[START Listed entries]

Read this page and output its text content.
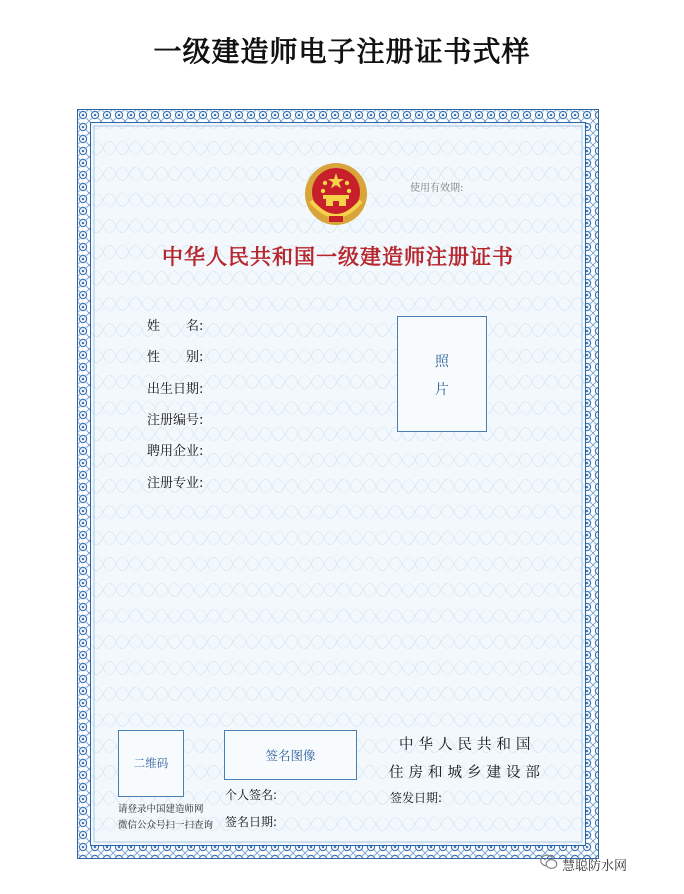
一级建造师电子注册证书式样
使用有效期:
中华人民共和国一级建造师注册证书
姓　　名:
性　　别:
出生日期:
注册编号:
聘用企业:
注册专业:
照
片
二维码
请登录中国建造师网
微信公众号扫一扫查询
签名图像
个人签名:
签名日期:
中华人民共和国
住房和城乡建设部
签发日期:
慧聪防水网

[END Listed entries]

### What you have to do
Copy out each line word for word, please, skipping the images.

### Result
Read this page and output its text content.
一级建造师电子注册证书式样
使用有效期:
中华人民共和国一级建造师注册证书
姓　　名:
性　　别:
出生日期:
注册编号:
聘用企业:
注册专业:
照
片
二维码
请登录中国建造师网
微信公众号扫一扫查询
签名图像
个人签名:
签名日期:
中华人民共和国
住房和城乡建设部
签发日期:
慧聪防水网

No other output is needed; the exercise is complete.